** BEGIN Supplied data **

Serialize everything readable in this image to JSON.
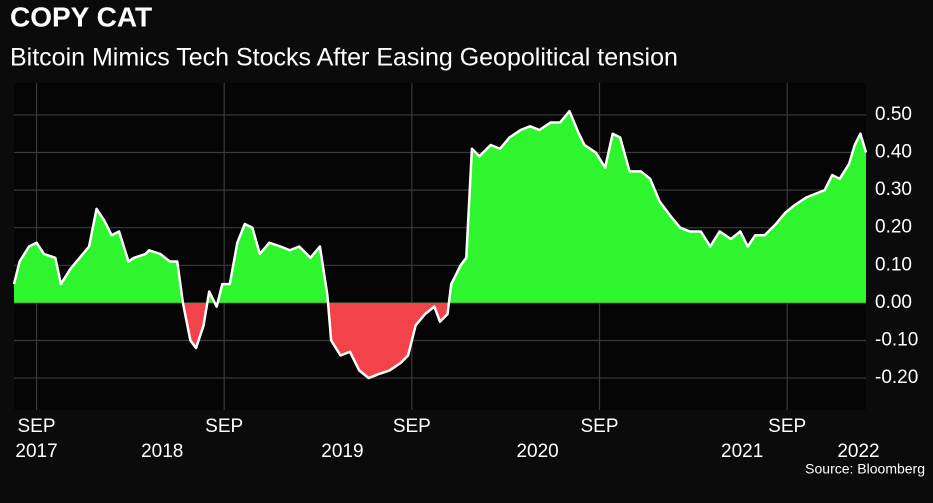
{
  "chart_data": {
    "type": "area",
    "title": "COPY CAT",
    "subtitle": "Bitcoin Mimics Tech Stocks After Easing Geopolitical tension",
    "source": "Source: Bloomberg",
    "x": [
      2017.55,
      2017.58,
      2017.63,
      2017.67,
      2017.71,
      2017.77,
      2017.8,
      2017.85,
      2017.9,
      2017.95,
      2017.99,
      2018.03,
      2018.07,
      2018.11,
      2018.16,
      2018.19,
      2018.25,
      2018.27,
      2018.33,
      2018.38,
      2018.42,
      2018.45,
      2018.49,
      2018.52,
      2018.56,
      2018.59,
      2018.63,
      2018.66,
      2018.7,
      2018.74,
      2018.78,
      2018.82,
      2018.86,
      2018.91,
      2018.97,
      2019.02,
      2019.07,
      2019.13,
      2019.18,
      2019.22,
      2019.24,
      2019.29,
      2019.34,
      2019.39,
      2019.44,
      2019.49,
      2019.55,
      2019.61,
      2019.65,
      2019.69,
      2019.74,
      2019.79,
      2019.82,
      2019.86,
      2019.88,
      2019.93,
      2019.96,
      2019.99,
      2020.03,
      2020.09,
      2020.14,
      2020.19,
      2020.25,
      2020.3,
      2020.35,
      2020.41,
      2020.46,
      2020.51,
      2020.56,
      2020.59,
      2020.65,
      2020.7,
      2020.74,
      2020.78,
      2020.83,
      2020.89,
      2020.94,
      2020.99,
      2021.05,
      2021.1,
      2021.15,
      2021.21,
      2021.26,
      2021.31,
      2021.37,
      2021.42,
      2021.46,
      2021.5,
      2021.55,
      2021.61,
      2021.66,
      2021.71,
      2021.77,
      2021.82,
      2021.87,
      2021.91,
      2021.95,
      2022.0,
      2022.03,
      2022.06,
      2022.09
    ],
    "series": [
      {
        "color": "#2ef52e",
        "negative_color": "#f2424a",
        "line_color": "#ffffff",
        "values": [
          0.05,
          0.11,
          0.15,
          0.16,
          0.13,
          0.12,
          0.05,
          0.09,
          0.12,
          0.15,
          0.25,
          0.22,
          0.18,
          0.19,
          0.11,
          0.12,
          0.13,
          0.14,
          0.13,
          0.11,
          0.11,
          0.0,
          -0.1,
          -0.12,
          -0.06,
          0.03,
          -0.01,
          0.05,
          0.05,
          0.16,
          0.21,
          0.2,
          0.13,
          0.16,
          0.15,
          0.14,
          0.15,
          0.12,
          0.15,
          0.02,
          -0.1,
          -0.14,
          -0.13,
          -0.18,
          -0.2,
          -0.19,
          -0.18,
          -0.16,
          -0.14,
          -0.06,
          -0.03,
          -0.01,
          -0.05,
          -0.03,
          0.05,
          0.1,
          0.12,
          0.41,
          0.39,
          0.42,
          0.41,
          0.44,
          0.46,
          0.47,
          0.46,
          0.48,
          0.48,
          0.51,
          0.45,
          0.42,
          0.4,
          0.36,
          0.45,
          0.44,
          0.35,
          0.35,
          0.33,
          0.27,
          0.23,
          0.2,
          0.19,
          0.19,
          0.15,
          0.19,
          0.17,
          0.19,
          0.15,
          0.18,
          0.18,
          0.21,
          0.24,
          0.26,
          0.28,
          0.29,
          0.3,
          0.34,
          0.33,
          0.37,
          0.42,
          0.45,
          0.4
        ]
      }
    ],
    "xlim": [
      2017.55,
      2022.09
    ],
    "xticks": [
      {
        "value": 2017.67,
        "label": "SEP"
      },
      {
        "value": 2018.67,
        "label": "SEP"
      },
      {
        "value": 2019.67,
        "label": "SEP"
      },
      {
        "value": 2020.67,
        "label": "SEP"
      },
      {
        "value": 2021.67,
        "label": "SEP"
      }
    ],
    "x_year_ticks": [
      {
        "value": 2017.67,
        "label": "2017"
      },
      {
        "value": 2018.34,
        "label": "2018"
      },
      {
        "value": 2019.3,
        "label": "2019"
      },
      {
        "value": 2020.34,
        "label": "2020"
      },
      {
        "value": 2021.43,
        "label": "2021"
      },
      {
        "value": 2022.05,
        "label": "2022"
      }
    ],
    "ylim": [
      -0.285,
      0.585
    ],
    "yticks": [
      {
        "value": 0.5,
        "label": "0.50"
      },
      {
        "value": 0.4,
        "label": "0.40"
      },
      {
        "value": 0.3,
        "label": "0.30"
      },
      {
        "value": 0.2,
        "label": "0.20"
      },
      {
        "value": 0.1,
        "label": "0.10"
      },
      {
        "value": 0,
        "label": "0.00"
      },
      {
        "value": -0.1,
        "label": "-0.10"
      },
      {
        "value": -0.2,
        "label": "-0.20"
      }
    ],
    "grid": true
  }
}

** END Supplied data **

» Problem to solve: Leave images out of the retyped records; keep all else exact.

» Written answer:
Serialize everything readable in this image to JSON.
{
  "chart_data": {
    "type": "area",
    "title": "COPY CAT",
    "subtitle": "Bitcoin Mimics Tech Stocks After Easing Geopolitical tension",
    "source": "Source: Bloomberg",
    "x": [
      2017.55,
      2017.58,
      2017.63,
      2017.67,
      2017.71,
      2017.77,
      2017.8,
      2017.85,
      2017.9,
      2017.95,
      2017.99,
      2018.03,
      2018.07,
      2018.11,
      2018.16,
      2018.19,
      2018.25,
      2018.27,
      2018.33,
      2018.38,
      2018.42,
      2018.45,
      2018.49,
      2018.52,
      2018.56,
      2018.59,
      2018.63,
      2018.66,
      2018.7,
      2018.74,
      2018.78,
      2018.82,
      2018.86,
      2018.91,
      2018.97,
      2019.02,
      2019.07,
      2019.13,
      2019.18,
      2019.22,
      2019.24,
      2019.29,
      2019.34,
      2019.39,
      2019.44,
      2019.49,
      2019.55,
      2019.61,
      2019.65,
      2019.69,
      2019.74,
      2019.79,
      2019.82,
      2019.86,
      2019.88,
      2019.93,
      2019.96,
      2019.99,
      2020.03,
      2020.09,
      2020.14,
      2020.19,
      2020.25,
      2020.3,
      2020.35,
      2020.41,
      2020.46,
      2020.51,
      2020.56,
      2020.59,
      2020.65,
      2020.7,
      2020.74,
      2020.78,
      2020.83,
      2020.89,
      2020.94,
      2020.99,
      2021.05,
      2021.1,
      2021.15,
      2021.21,
      2021.26,
      2021.31,
      2021.37,
      2021.42,
      2021.46,
      2021.5,
      2021.55,
      2021.61,
      2021.66,
      2021.71,
      2021.77,
      2021.82,
      2021.87,
      2021.91,
      2021.95,
      2022.0,
      2022.03,
      2022.06,
      2022.09
    ],
    "series": [
      {
        "color": "#2ef52e",
        "negative_color": "#f2424a",
        "line_color": "#ffffff",
        "values": [
          0.05,
          0.11,
          0.15,
          0.16,
          0.13,
          0.12,
          0.05,
          0.09,
          0.12,
          0.15,
          0.25,
          0.22,
          0.18,
          0.19,
          0.11,
          0.12,
          0.13,
          0.14,
          0.13,
          0.11,
          0.11,
          0.0,
          -0.1,
          -0.12,
          -0.06,
          0.03,
          -0.01,
          0.05,
          0.05,
          0.16,
          0.21,
          0.2,
          0.13,
          0.16,
          0.15,
          0.14,
          0.15,
          0.12,
          0.15,
          0.02,
          -0.1,
          -0.14,
          -0.13,
          -0.18,
          -0.2,
          -0.19,
          -0.18,
          -0.16,
          -0.14,
          -0.06,
          -0.03,
          -0.01,
          -0.05,
          -0.03,
          0.05,
          0.1,
          0.12,
          0.41,
          0.39,
          0.42,
          0.41,
          0.44,
          0.46,
          0.47,
          0.46,
          0.48,
          0.48,
          0.51,
          0.45,
          0.42,
          0.4,
          0.36,
          0.45,
          0.44,
          0.35,
          0.35,
          0.33,
          0.27,
          0.23,
          0.2,
          0.19,
          0.19,
          0.15,
          0.19,
          0.17,
          0.19,
          0.15,
          0.18,
          0.18,
          0.21,
          0.24,
          0.26,
          0.28,
          0.29,
          0.3,
          0.34,
          0.33,
          0.37,
          0.42,
          0.45,
          0.4
        ]
      }
    ],
    "xlim": [
      2017.55,
      2022.09
    ],
    "xticks": [
      {
        "value": 2017.67,
        "label": "SEP"
      },
      {
        "value": 2018.67,
        "label": "SEP"
      },
      {
        "value": 2019.67,
        "label": "SEP"
      },
      {
        "value": 2020.67,
        "label": "SEP"
      },
      {
        "value": 2021.67,
        "label": "SEP"
      }
    ],
    "x_year_ticks": [
      {
        "value": 2017.67,
        "label": "2017"
      },
      {
        "value": 2018.34,
        "label": "2018"
      },
      {
        "value": 2019.3,
        "label": "2019"
      },
      {
        "value": 2020.34,
        "label": "2020"
      },
      {
        "value": 2021.43,
        "label": "2021"
      },
      {
        "value": 2022.05,
        "label": "2022"
      }
    ],
    "ylim": [
      -0.285,
      0.585
    ],
    "yticks": [
      {
        "value": 0.5,
        "label": "0.50"
      },
      {
        "value": 0.4,
        "label": "0.40"
      },
      {
        "value": 0.3,
        "label": "0.30"
      },
      {
        "value": 0.2,
        "label": "0.20"
      },
      {
        "value": 0.1,
        "label": "0.10"
      },
      {
        "value": 0,
        "label": "0.00"
      },
      {
        "value": -0.1,
        "label": "-0.10"
      },
      {
        "value": -0.2,
        "label": "-0.20"
      }
    ],
    "grid": true
  }
}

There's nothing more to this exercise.